### Exercise instructions
Your answer should be one number, the count of lines in the listing below containing the word "organic".

### Source data
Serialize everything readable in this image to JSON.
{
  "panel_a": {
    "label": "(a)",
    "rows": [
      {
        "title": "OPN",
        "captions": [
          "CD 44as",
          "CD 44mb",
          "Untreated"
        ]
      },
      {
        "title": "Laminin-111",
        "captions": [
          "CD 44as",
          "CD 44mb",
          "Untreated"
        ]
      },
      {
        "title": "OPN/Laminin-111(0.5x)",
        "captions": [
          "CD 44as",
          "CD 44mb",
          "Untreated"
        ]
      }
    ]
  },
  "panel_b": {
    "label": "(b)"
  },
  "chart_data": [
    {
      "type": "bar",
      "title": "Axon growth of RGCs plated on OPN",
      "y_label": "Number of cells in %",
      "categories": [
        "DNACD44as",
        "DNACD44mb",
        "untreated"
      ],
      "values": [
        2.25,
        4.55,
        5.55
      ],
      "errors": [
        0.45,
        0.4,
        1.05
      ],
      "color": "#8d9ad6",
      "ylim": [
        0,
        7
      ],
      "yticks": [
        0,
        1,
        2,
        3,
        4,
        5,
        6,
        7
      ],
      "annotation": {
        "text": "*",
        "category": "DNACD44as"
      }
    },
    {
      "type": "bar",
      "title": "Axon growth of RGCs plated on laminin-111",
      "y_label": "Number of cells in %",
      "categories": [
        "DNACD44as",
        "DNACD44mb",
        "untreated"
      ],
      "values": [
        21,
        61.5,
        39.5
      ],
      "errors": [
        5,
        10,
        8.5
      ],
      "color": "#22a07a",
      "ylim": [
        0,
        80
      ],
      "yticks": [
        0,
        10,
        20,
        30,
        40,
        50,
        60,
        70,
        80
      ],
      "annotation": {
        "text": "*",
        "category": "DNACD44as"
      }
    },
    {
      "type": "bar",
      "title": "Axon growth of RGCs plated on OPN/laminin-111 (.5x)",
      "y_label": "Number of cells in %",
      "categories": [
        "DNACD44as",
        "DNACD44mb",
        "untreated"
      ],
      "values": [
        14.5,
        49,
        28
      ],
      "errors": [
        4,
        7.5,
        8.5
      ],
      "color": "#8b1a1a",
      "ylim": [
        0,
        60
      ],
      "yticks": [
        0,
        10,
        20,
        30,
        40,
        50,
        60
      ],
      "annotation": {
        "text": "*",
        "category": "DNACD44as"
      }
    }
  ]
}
* * *
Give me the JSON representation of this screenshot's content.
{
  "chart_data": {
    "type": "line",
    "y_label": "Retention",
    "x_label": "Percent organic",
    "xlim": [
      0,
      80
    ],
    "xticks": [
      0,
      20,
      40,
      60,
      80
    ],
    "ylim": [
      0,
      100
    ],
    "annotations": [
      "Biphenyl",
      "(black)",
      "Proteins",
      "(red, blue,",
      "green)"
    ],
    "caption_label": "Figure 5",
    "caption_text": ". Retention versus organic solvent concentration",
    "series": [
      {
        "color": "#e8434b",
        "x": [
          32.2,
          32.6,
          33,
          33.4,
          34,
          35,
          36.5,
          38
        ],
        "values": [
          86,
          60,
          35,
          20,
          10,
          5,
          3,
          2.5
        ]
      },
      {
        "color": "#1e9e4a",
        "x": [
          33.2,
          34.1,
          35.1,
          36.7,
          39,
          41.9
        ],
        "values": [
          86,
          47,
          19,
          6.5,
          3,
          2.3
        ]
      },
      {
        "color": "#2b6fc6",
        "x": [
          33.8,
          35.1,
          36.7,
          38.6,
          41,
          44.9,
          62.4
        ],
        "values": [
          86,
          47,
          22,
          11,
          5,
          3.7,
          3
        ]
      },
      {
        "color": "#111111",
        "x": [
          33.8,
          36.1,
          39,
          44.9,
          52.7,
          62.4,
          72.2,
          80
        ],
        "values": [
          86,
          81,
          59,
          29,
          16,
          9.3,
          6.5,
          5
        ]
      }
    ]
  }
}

### Reply
2